▶ [Data shown]:
=====
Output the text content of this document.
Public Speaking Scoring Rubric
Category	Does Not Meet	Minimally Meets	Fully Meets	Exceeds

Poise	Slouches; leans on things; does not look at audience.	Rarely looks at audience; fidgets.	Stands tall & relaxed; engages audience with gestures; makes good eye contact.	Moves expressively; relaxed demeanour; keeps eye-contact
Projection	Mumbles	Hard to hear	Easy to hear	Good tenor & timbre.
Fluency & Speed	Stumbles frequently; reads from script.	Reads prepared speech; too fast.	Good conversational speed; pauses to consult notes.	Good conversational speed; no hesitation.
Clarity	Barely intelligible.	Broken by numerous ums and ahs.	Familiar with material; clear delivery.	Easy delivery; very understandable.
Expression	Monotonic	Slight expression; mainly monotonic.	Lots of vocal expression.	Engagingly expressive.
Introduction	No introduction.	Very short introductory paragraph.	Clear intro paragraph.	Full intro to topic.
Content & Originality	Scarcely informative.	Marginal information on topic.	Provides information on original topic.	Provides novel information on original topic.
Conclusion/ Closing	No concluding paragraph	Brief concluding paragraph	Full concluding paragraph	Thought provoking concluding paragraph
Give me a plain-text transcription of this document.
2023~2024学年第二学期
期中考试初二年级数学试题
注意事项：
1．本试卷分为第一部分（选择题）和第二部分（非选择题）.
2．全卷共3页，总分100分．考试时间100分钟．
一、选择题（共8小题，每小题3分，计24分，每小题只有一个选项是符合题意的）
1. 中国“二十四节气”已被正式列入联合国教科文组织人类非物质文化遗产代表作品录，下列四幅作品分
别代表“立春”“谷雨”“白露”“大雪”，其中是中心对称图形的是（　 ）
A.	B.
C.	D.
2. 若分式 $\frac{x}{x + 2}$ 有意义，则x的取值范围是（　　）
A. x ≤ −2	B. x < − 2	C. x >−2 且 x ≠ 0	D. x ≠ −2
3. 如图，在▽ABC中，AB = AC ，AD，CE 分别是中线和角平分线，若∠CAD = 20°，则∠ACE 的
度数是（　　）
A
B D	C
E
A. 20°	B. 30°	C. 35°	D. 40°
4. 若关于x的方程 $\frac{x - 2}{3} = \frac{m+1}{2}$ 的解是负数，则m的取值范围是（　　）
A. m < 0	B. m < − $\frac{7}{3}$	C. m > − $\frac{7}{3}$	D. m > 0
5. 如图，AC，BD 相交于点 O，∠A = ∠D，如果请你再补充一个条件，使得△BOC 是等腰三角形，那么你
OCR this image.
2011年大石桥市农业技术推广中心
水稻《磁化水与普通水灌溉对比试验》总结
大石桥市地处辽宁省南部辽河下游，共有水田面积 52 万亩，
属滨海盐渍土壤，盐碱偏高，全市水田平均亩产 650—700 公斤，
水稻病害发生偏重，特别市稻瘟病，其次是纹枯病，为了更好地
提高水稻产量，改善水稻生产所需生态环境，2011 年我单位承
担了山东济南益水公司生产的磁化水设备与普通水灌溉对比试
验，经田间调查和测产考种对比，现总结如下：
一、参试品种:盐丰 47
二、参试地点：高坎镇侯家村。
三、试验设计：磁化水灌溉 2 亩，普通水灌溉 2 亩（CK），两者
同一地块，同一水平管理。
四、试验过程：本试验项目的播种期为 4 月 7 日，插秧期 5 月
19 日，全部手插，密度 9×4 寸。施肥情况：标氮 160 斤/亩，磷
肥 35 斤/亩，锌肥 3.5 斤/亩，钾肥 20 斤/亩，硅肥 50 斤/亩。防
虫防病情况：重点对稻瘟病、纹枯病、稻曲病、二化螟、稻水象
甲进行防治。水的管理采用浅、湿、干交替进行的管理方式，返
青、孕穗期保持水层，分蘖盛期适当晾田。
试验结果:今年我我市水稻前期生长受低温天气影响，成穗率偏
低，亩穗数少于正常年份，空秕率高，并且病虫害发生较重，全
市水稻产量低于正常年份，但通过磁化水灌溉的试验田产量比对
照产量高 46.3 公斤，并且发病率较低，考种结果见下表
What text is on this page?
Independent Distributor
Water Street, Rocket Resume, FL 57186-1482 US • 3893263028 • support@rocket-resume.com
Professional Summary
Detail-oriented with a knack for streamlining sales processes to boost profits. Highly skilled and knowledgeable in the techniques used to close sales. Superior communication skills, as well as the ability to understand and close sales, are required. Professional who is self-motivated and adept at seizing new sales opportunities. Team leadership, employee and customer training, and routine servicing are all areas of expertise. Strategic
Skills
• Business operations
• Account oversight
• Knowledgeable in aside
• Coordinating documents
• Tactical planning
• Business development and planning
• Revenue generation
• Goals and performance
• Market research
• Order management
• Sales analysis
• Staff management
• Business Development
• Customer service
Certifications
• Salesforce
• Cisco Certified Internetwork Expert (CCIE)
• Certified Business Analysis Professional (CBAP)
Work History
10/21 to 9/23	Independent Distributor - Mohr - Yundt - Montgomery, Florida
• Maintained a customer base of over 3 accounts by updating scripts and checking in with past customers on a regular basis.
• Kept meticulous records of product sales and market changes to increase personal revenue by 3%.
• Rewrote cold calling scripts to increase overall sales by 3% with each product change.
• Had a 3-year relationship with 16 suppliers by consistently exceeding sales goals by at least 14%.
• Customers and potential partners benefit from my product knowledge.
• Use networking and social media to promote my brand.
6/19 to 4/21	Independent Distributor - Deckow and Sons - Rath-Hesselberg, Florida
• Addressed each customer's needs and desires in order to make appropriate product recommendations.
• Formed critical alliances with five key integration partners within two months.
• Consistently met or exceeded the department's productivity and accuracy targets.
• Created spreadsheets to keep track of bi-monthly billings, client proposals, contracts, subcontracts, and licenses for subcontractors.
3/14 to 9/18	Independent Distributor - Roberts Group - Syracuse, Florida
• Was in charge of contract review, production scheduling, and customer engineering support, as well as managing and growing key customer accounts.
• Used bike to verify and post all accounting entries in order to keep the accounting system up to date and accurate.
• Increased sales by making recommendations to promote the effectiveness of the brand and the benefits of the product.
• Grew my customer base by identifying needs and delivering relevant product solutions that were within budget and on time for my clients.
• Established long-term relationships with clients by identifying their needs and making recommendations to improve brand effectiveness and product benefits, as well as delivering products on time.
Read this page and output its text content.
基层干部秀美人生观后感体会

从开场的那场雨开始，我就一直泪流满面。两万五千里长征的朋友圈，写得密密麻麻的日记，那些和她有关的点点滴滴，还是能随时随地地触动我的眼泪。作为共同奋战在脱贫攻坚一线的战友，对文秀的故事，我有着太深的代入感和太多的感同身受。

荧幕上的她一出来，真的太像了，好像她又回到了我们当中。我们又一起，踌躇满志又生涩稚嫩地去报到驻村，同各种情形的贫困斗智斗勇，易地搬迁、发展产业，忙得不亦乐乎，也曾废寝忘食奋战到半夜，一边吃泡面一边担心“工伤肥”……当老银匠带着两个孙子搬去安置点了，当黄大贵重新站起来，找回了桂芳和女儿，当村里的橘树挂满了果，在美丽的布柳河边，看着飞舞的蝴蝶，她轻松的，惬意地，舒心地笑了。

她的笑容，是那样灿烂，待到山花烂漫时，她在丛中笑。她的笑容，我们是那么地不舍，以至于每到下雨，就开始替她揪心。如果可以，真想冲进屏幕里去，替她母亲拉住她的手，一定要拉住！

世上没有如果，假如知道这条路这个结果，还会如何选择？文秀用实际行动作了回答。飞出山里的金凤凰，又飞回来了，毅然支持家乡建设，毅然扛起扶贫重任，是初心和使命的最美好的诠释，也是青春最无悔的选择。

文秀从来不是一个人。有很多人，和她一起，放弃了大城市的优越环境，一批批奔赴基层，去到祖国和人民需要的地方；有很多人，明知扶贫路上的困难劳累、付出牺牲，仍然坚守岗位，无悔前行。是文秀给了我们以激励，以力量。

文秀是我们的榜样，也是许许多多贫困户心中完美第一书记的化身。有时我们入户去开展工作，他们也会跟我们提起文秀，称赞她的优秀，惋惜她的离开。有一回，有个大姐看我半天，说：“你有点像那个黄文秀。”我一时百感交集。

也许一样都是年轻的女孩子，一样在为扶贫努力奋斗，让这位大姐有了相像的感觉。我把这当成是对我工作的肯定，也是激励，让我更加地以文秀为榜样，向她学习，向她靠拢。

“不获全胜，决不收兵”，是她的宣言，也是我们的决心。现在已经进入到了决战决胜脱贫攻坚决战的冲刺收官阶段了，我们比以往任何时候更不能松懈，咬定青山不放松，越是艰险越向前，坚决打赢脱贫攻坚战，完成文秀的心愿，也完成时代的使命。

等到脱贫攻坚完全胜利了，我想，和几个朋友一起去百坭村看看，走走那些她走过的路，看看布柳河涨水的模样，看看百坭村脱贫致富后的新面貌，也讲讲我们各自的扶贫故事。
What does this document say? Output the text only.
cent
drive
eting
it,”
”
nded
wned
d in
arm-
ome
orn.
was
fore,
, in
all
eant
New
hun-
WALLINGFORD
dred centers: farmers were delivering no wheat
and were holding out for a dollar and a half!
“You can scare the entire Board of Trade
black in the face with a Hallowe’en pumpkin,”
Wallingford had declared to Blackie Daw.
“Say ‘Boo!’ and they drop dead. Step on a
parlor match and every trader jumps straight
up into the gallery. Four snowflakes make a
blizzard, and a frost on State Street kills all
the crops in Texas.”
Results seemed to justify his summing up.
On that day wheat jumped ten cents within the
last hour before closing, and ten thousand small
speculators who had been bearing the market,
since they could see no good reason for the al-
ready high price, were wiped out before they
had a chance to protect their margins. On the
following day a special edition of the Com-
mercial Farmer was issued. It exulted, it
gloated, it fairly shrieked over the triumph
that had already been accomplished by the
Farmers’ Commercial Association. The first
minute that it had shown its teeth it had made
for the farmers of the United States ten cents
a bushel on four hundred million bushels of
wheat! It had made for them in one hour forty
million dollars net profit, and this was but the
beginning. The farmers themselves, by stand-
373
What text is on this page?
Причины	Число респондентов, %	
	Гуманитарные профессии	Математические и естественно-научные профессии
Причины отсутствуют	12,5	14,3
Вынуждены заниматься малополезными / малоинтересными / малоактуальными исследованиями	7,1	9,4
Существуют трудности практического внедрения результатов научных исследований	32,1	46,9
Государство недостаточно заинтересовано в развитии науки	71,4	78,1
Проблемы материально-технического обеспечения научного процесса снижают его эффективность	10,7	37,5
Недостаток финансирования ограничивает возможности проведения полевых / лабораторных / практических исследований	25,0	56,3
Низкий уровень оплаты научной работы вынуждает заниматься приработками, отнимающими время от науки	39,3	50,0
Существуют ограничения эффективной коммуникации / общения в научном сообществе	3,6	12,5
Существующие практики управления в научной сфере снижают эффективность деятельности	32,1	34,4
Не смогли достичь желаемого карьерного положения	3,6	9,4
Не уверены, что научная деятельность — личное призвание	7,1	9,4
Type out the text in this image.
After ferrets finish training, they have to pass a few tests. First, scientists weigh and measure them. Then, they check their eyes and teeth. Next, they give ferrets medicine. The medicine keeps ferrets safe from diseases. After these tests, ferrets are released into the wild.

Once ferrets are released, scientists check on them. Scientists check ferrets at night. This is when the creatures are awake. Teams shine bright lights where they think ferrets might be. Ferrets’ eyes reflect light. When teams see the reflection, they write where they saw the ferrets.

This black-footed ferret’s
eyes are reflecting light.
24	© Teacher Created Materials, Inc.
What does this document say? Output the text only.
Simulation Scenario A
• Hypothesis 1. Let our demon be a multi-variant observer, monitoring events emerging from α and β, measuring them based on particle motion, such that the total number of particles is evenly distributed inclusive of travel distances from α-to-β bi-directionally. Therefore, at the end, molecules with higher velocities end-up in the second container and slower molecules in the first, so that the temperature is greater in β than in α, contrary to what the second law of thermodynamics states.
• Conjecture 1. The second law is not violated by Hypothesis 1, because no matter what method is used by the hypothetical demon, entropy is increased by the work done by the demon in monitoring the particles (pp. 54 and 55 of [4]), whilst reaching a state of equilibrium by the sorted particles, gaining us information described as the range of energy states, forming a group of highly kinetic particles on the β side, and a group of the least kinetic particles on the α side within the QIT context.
=====
▶ [Aim of the task]: Pull out each line of the entries that contains "Причины".

▶ [Result for this task]:
Причины	Число респондентов, %	
Причины отсутствуют	12,5	14,3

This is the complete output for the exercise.